## EXERCISE
From the listing, collect all lines containing the word "type".

— Begin —

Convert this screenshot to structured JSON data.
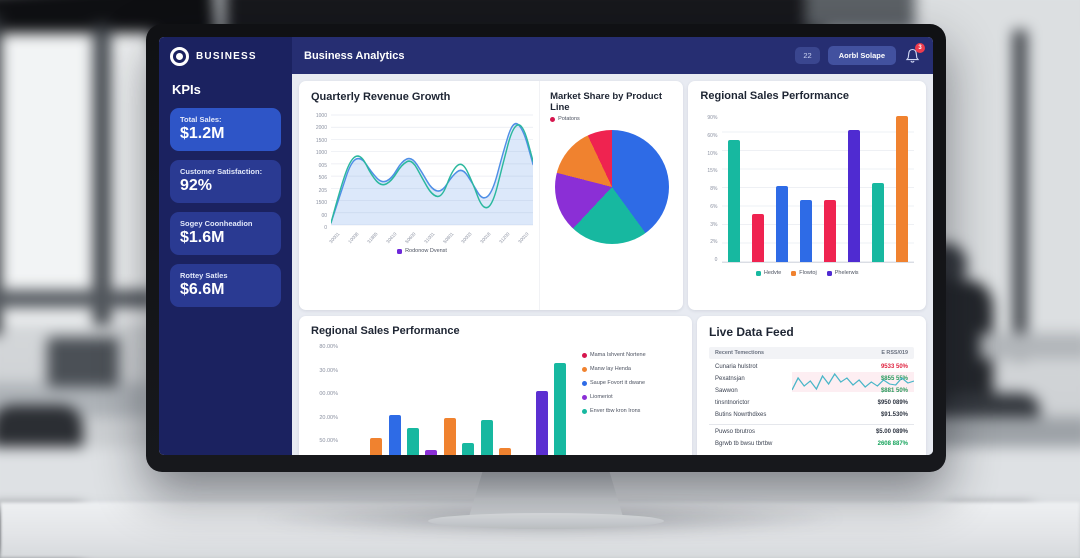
{
  "brand": {
    "name": "BUSINESS"
  },
  "navbar": {
    "title": "Business Analytics",
    "toolbar_button": "22",
    "primary_button": "Aorbl Solape",
    "notification_badge": "3"
  },
  "sidebar": {
    "section_title": "KPIs",
    "kpis": [
      {
        "label": "Total Sales:",
        "value": "$1.2M"
      },
      {
        "label": "Customer Satisfaction:",
        "value": "92%"
      },
      {
        "label": "Sogey Coonheadion",
        "value": "$1.6M"
      },
      {
        "label": "Rottey Satles",
        "value": "$6.6M"
      }
    ]
  },
  "colors": {
    "sidebar_navy": "#1b2260",
    "navbar_navy": "#262e72",
    "kpi_highlight_blue": "#2e55c7",
    "kpi_muted_blue": "#2a3a92",
    "teal": "#17b8a0",
    "blue": "#2e6be6",
    "orange": "#f0822f",
    "purple": "#5b2fd1",
    "violet": "#8b2fd6",
    "crimson": "#ef2350",
    "badge_red": "#ee3b4d"
  },
  "chart_data": [
    {
      "id": "quarterly_revenue_growth",
      "type": "line",
      "title": "Quarterly Revenue Growth",
      "ylim": [
        0,
        100
      ],
      "grid": true,
      "legend_position": "bottom",
      "y_tick_labels": [
        "1000",
        "2000",
        "1500",
        "1000",
        "005",
        "506",
        "205",
        "1500",
        "00",
        "0"
      ],
      "x_tick_labels": [
        "30001",
        "10008",
        "31885",
        "30410",
        "50600",
        "31001",
        "50801",
        "30003",
        "30018",
        "31200",
        "30010"
      ],
      "legend": [
        {
          "label": "Rodonow Dvenst",
          "color": "#6d28d9"
        }
      ],
      "series": [
        {
          "name": "revenue-blue",
          "color": "#4f8fe6",
          "fill": true,
          "values": [
            2,
            30,
            58,
            62,
            48,
            38,
            42,
            58,
            62,
            48,
            32,
            30,
            45,
            52,
            38,
            22,
            30,
            65,
            95,
            88,
            55
          ]
        },
        {
          "name": "revenue-teal",
          "color": "#2bb89e",
          "fill": false,
          "values": [
            2,
            36,
            61,
            64,
            45,
            35,
            40,
            55,
            60,
            43,
            27,
            25,
            50,
            58,
            39,
            14,
            18,
            55,
            90,
            92,
            58
          ]
        }
      ]
    },
    {
      "id": "market_share_by_product_line",
      "type": "pie",
      "title": "Market Share by Product Line",
      "legend": [
        {
          "label": "Potatons",
          "color": "#d6164e"
        }
      ],
      "slices": [
        {
          "name": "blue",
          "value": 40,
          "color": "#2e6be6"
        },
        {
          "name": "teal",
          "value": 22,
          "color": "#17b8a0"
        },
        {
          "name": "purple",
          "value": 17,
          "color": "#8b2fd6"
        },
        {
          "name": "orange",
          "value": 14,
          "color": "#f0822f"
        },
        {
          "name": "crimson",
          "value": 7,
          "color": "#ef2350"
        }
      ]
    },
    {
      "id": "regional_sales_performance_top",
      "type": "bar",
      "title": "Regional Sales Performance",
      "ylim": [
        0,
        100
      ],
      "grid": true,
      "y_tick_labels": [
        "90%",
        "60%",
        "10%",
        "15%",
        "8%",
        "6%",
        "3%",
        "2%",
        "0"
      ],
      "bars": [
        {
          "value": 83,
          "color": "#17b8a0"
        },
        {
          "value": 33,
          "color": "#ef2350"
        },
        {
          "value": 52,
          "color": "#2e6be6"
        },
        {
          "value": 42,
          "color": "#2e6be6"
        },
        {
          "value": 42,
          "color": "#ef2350"
        },
        {
          "value": 90,
          "color": "#4f2bd1"
        },
        {
          "value": 54,
          "color": "#17b8a0"
        },
        {
          "value": 99,
          "color": "#f0822f"
        }
      ],
      "legend": [
        {
          "label": "Hedvte",
          "color": "#17b8a0"
        },
        {
          "label": "Flowtoj",
          "color": "#f0822f"
        },
        {
          "label": "Phelerwis",
          "color": "#4f2bd1"
        }
      ],
      "legend_position": "bottom"
    },
    {
      "id": "regional_sales_performance_bottom",
      "type": "bar",
      "title": "Regional Sales Performance",
      "ylim": [
        0,
        100
      ],
      "grid": false,
      "y_tick_labels": [
        "80.00%",
        "30.00%",
        "00.00%",
        "20.00%",
        "50.00%"
      ],
      "bars": [
        {
          "value": 8,
          "color": "#2e6be6"
        },
        {
          "value": 22,
          "color": "#f0822f"
        },
        {
          "value": 40,
          "color": "#2e6be6"
        },
        {
          "value": 30,
          "color": "#17b8a0"
        },
        {
          "value": 12,
          "color": "#8b2fd6"
        },
        {
          "value": 38,
          "color": "#f0822f"
        },
        {
          "value": 18,
          "color": "#17b8a0"
        },
        {
          "value": 36,
          "color": "#17b8a0"
        },
        {
          "value": 14,
          "color": "#f0822f"
        },
        {
          "value": 3,
          "color": "#17b8a0"
        },
        {
          "value": 60,
          "color": "#5b2fd1"
        },
        {
          "value": 82,
          "color": "#17b8a0"
        }
      ],
      "legend": [
        {
          "label": "Mama Ishvent Nortene",
          "color": "#d6164e"
        },
        {
          "label": "Manw lay Henda",
          "color": "#f0822f"
        },
        {
          "label": "Saupe Fovort it dwane",
          "color": "#2e6be6"
        },
        {
          "label": "Liomeriot",
          "color": "#8b2fd6"
        },
        {
          "label": "Enver tbw kron Irons",
          "color": "#17b8a0"
        }
      ],
      "legend_position": "right"
    }
  ],
  "live_feed": {
    "title": "Live Data Feed",
    "header_left": "Recent Temections",
    "header_right": "E RSS/019",
    "rows": [
      {
        "label": "Cunaria hulstrot",
        "value": "9533 50%",
        "tone": "red"
      },
      {
        "label": "Pexatnsjan",
        "value": "$855 55%",
        "tone": "green"
      },
      {
        "label": "Sawwon",
        "value": "$881 50%",
        "tone": "green"
      },
      {
        "label": "tinsntnorictor",
        "value": "$950 089%",
        "tone": "dark"
      },
      {
        "label": "Butins Nowrthdixes",
        "value": "$91.530%",
        "tone": "dark"
      },
      {
        "label": "Puwso tbrutros",
        "value": "$5.00 089%",
        "tone": "dark"
      },
      {
        "label": "Bgrwb tb bwsu tbrtbw",
        "value": "2608 887%",
        "tone": "green"
      }
    ],
    "sparkline": {
      "color": "#49b6c8",
      "points": [
        18,
        6,
        14,
        9,
        17,
        4,
        12,
        2,
        10,
        6,
        13,
        8,
        15,
        10,
        14,
        8,
        12,
        13,
        6,
        11,
        9
      ]
    }
  }
}
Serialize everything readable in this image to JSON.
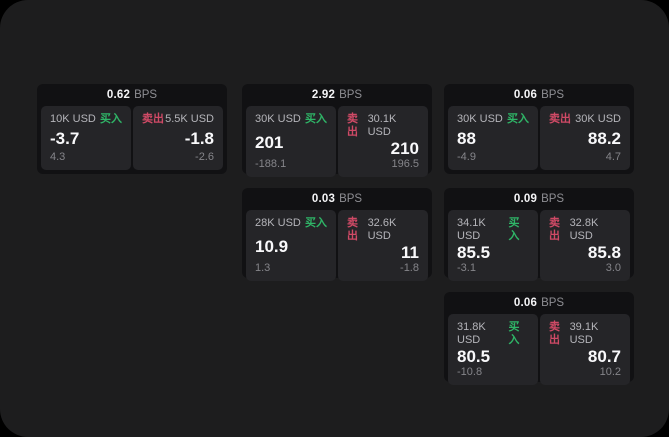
{
  "colors": {
    "page_bg": "#000000",
    "window_bg": "#1d1d1e",
    "card_bg": "#111113",
    "panel_bg": "#252528",
    "text_primary": "#f9f9fb",
    "text_secondary": "#b5b5ba",
    "text_muted": "#85858a",
    "buy_green": "#2fb567",
    "sell_red": "#d04a66"
  },
  "labels": {
    "bps_unit": "BPS",
    "buy": "买入",
    "sell": "卖出"
  },
  "cards": [
    {
      "bps": "0.62",
      "buy": {
        "size": "10K USD",
        "value": "-3.7",
        "sub": "4.3"
      },
      "sell": {
        "size": "5.5K USD",
        "value": "-1.8",
        "sub": "-2.6"
      }
    },
    {
      "bps": "2.92",
      "buy": {
        "size": "30K USD",
        "value": "201",
        "sub": "-188.1"
      },
      "sell": {
        "size": "30.1K USD",
        "value": "210",
        "sub": "196.5"
      }
    },
    {
      "bps": "0.06",
      "buy": {
        "size": "30K USD",
        "value": "88",
        "sub": "-4.9"
      },
      "sell": {
        "size": "30K USD",
        "value": "88.2",
        "sub": "4.7"
      }
    },
    {
      "bps": "0.03",
      "buy": {
        "size": "28K USD",
        "value": "10.9",
        "sub": "1.3"
      },
      "sell": {
        "size": "32.6K USD",
        "value": "11",
        "sub": "-1.8"
      }
    },
    {
      "bps": "0.09",
      "buy": {
        "size": "34.1K USD",
        "value": "85.5",
        "sub": "-3.1"
      },
      "sell": {
        "size": "32.8K USD",
        "value": "85.8",
        "sub": "3.0"
      }
    },
    {
      "bps": "0.06",
      "buy": {
        "size": "31.8K USD",
        "value": "80.5",
        "sub": "-10.8"
      },
      "sell": {
        "size": "39.1K USD",
        "value": "80.7",
        "sub": "10.2"
      }
    }
  ]
}
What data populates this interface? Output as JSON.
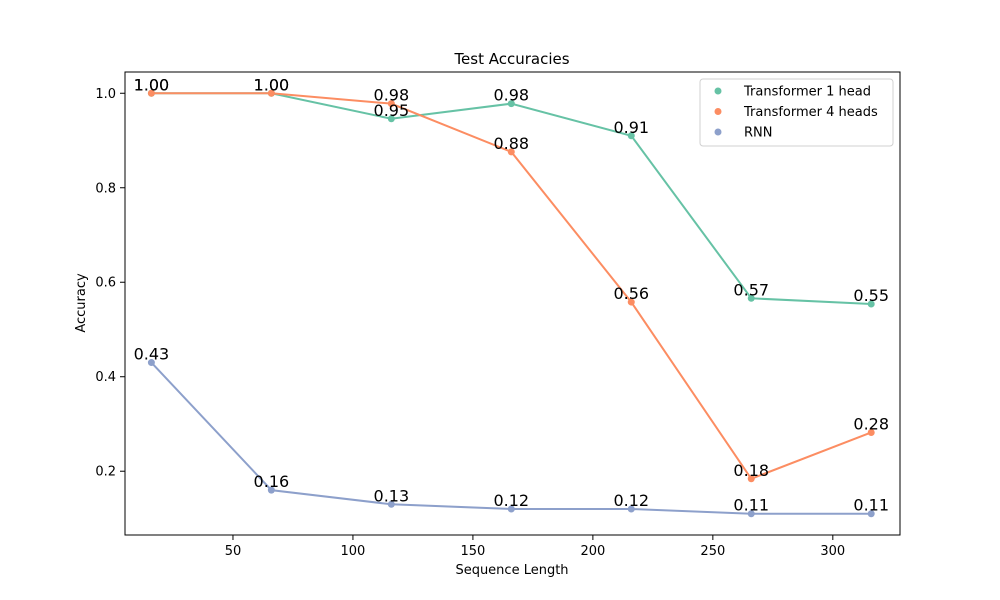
{
  "chart_data": {
    "type": "line",
    "title": "Test Accuracies",
    "xlabel": "Sequence Length",
    "ylabel": "Accuracy",
    "x": [
      16,
      66,
      116,
      166,
      216,
      266,
      316
    ],
    "xlim": [
      5,
      328
    ],
    "ylim": [
      0.065,
      1.045
    ],
    "xticks": [
      50,
      100,
      150,
      200,
      250,
      300
    ],
    "yticks": [
      0.2,
      0.4,
      0.6,
      0.8,
      1.0
    ],
    "ytick_labels": [
      "0.2",
      "0.4",
      "0.6",
      "0.8",
      "1.0"
    ],
    "grid": false,
    "legend_position": "top-right",
    "series": [
      {
        "name": "Transformer 1 head",
        "color": "#66c2a5",
        "values": [
          1.0,
          1.0,
          0.946,
          0.978,
          0.91,
          0.566,
          0.554
        ],
        "labels": [
          "1.00",
          "1.00",
          "0.95",
          "0.98",
          "0.91",
          "0.57",
          "0.55"
        ]
      },
      {
        "name": "Transformer 4 heads",
        "color": "#fc8d62",
        "values": [
          1.0,
          1.0,
          0.978,
          0.876,
          0.558,
          0.184,
          0.282
        ],
        "labels": [
          "1.00",
          "1.00",
          "0.98",
          "0.88",
          "0.56",
          "0.18",
          "0.28"
        ]
      },
      {
        "name": "RNN",
        "color": "#8da0cb",
        "values": [
          0.43,
          0.16,
          0.13,
          0.12,
          0.12,
          0.11,
          0.11
        ],
        "labels": [
          "0.43",
          "0.16",
          "0.13",
          "0.12",
          "0.12",
          "0.11",
          "0.11"
        ]
      }
    ]
  }
}
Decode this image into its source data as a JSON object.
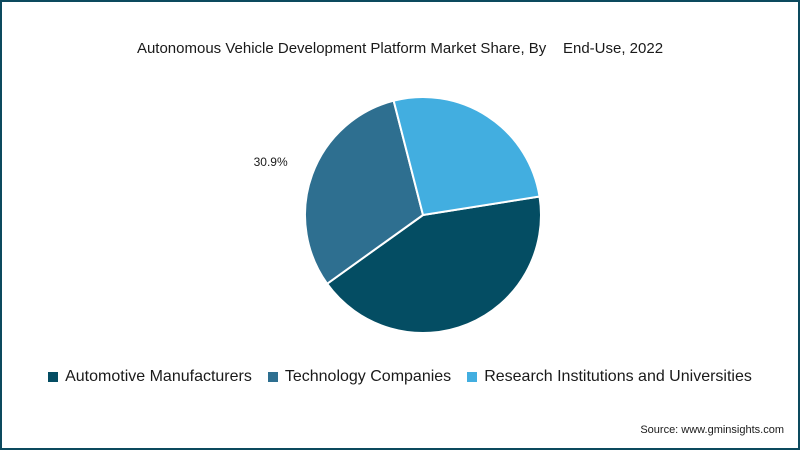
{
  "chart_data": {
    "type": "pie",
    "title": "Autonomous Vehicle Development Platform Market Share, By    End-Use, 2022",
    "categories": [
      "Automotive Manufacturers",
      "Technology Companies",
      "Research Institutions and Universities"
    ],
    "values": [
      42.6,
      30.9,
      26.5
    ],
    "colors": [
      "#044d63",
      "#2e6f90",
      "#42aee0"
    ],
    "data_labels": [
      "",
      "30.9%",
      ""
    ],
    "legend_position": "bottom"
  },
  "source": "Source: www.gminsights.com"
}
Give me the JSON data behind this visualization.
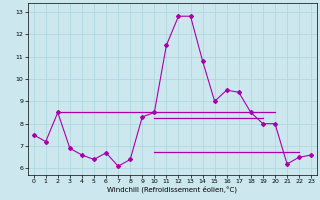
{
  "xlabel": "Windchill (Refroidissement éolien,°C)",
  "ylabel": "",
  "background_color": "#cce8ee",
  "line_color": "#aa00aa",
  "xlim": [
    -0.5,
    23.5
  ],
  "ylim": [
    5.7,
    13.4
  ],
  "yticks": [
    6,
    7,
    8,
    9,
    10,
    11,
    12,
    13
  ],
  "xticks": [
    0,
    1,
    2,
    3,
    4,
    5,
    6,
    7,
    8,
    9,
    10,
    11,
    12,
    13,
    14,
    15,
    16,
    17,
    18,
    19,
    20,
    21,
    22,
    23
  ],
  "line1_x": [
    0,
    1,
    2,
    3,
    4,
    5,
    6,
    7,
    8,
    9,
    10,
    11,
    12,
    13,
    14,
    15,
    16,
    17,
    18,
    19,
    20,
    21,
    22,
    23
  ],
  "line1_y": [
    7.5,
    7.2,
    8.5,
    6.9,
    6.6,
    6.4,
    6.7,
    6.1,
    6.4,
    8.3,
    8.5,
    11.5,
    12.8,
    12.8,
    10.8,
    9.0,
    9.5,
    9.4,
    8.5,
    8.0,
    8.0,
    6.2,
    6.5,
    6.6
  ],
  "hline1_x": [
    2,
    20
  ],
  "hline1_y": 8.5,
  "hline2_x": [
    10,
    19
  ],
  "hline2_y": 8.25,
  "hline3_x": [
    10,
    22
  ],
  "hline3_y": 6.75
}
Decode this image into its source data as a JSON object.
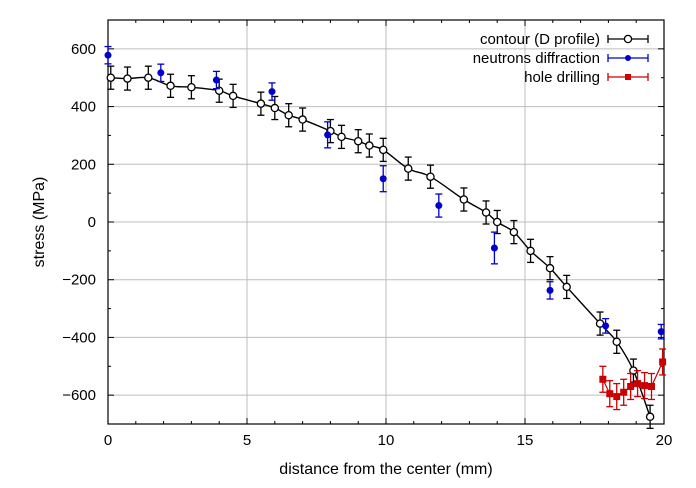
{
  "chart_data": {
    "type": "scatter",
    "title": "",
    "xlabel": "distance from the center (mm)",
    "ylabel": "stress (MPa)",
    "xlim": [
      0,
      20
    ],
    "ylim": [
      -700,
      700
    ],
    "x_ticks": [
      0,
      5,
      10,
      15,
      20
    ],
    "y_ticks": [
      -600,
      -400,
      -200,
      0,
      200,
      400,
      600
    ],
    "grid": true,
    "legend_position": "top-right",
    "series": [
      {
        "name": "contour (D profile)",
        "color": "#000000",
        "marker": "open-circle",
        "line": "smooth",
        "x": [
          0.1,
          0.7,
          1.45,
          2.25,
          3.0,
          4.0,
          4.5,
          5.5,
          6.0,
          6.5,
          7.0,
          8.0,
          8.4,
          9.0,
          9.4,
          9.9,
          10.8,
          11.6,
          12.8,
          13.6,
          14.0,
          14.6,
          15.2,
          15.9,
          16.5,
          17.7,
          18.3,
          18.9,
          19.5
        ],
        "y": [
          500,
          497,
          500,
          472,
          467,
          455,
          437,
          410,
          395,
          370,
          355,
          315,
          295,
          280,
          265,
          250,
          185,
          157,
          78,
          33,
          0,
          -35,
          -100,
          -160,
          -225,
          -352,
          -415,
          -515,
          -675
        ],
        "err": [
          40,
          40,
          40,
          40,
          40,
          40,
          40,
          40,
          40,
          40,
          40,
          40,
          40,
          40,
          40,
          40,
          40,
          40,
          40,
          40,
          40,
          40,
          40,
          40,
          40,
          40,
          40,
          40,
          40
        ]
      },
      {
        "name": "neutrons diffraction",
        "color": "#0000cc",
        "marker": "filled-circle",
        "line": "none",
        "x": [
          0.0,
          1.9,
          3.9,
          5.9,
          7.9,
          9.9,
          11.9,
          13.9,
          15.9,
          17.9,
          19.9
        ],
        "y": [
          578,
          517,
          492,
          452,
          302,
          150,
          57,
          -90,
          -237,
          -360,
          -380
        ],
        "err": [
          30,
          30,
          30,
          30,
          45,
          45,
          40,
          55,
          30,
          25,
          25
        ]
      },
      {
        "name": "hole drilling",
        "color": "#cc0000",
        "marker": "filled-square",
        "line": "solid",
        "x": [
          17.8,
          18.05,
          18.3,
          18.55,
          18.8,
          19.05,
          19.3,
          19.55,
          19.95
        ],
        "y": [
          -545,
          -595,
          -605,
          -590,
          -570,
          -560,
          -567,
          -570,
          -485
        ],
        "err": [
          45,
          45,
          45,
          45,
          45,
          45,
          45,
          45,
          45
        ]
      }
    ]
  }
}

— End —

## FULL SOLUTION
      "type": "line",
      "type": "pie",
      "type": "bar",
      "type": "bar",
    "type": "line",
    "type": "pie",
    "type": "scatter",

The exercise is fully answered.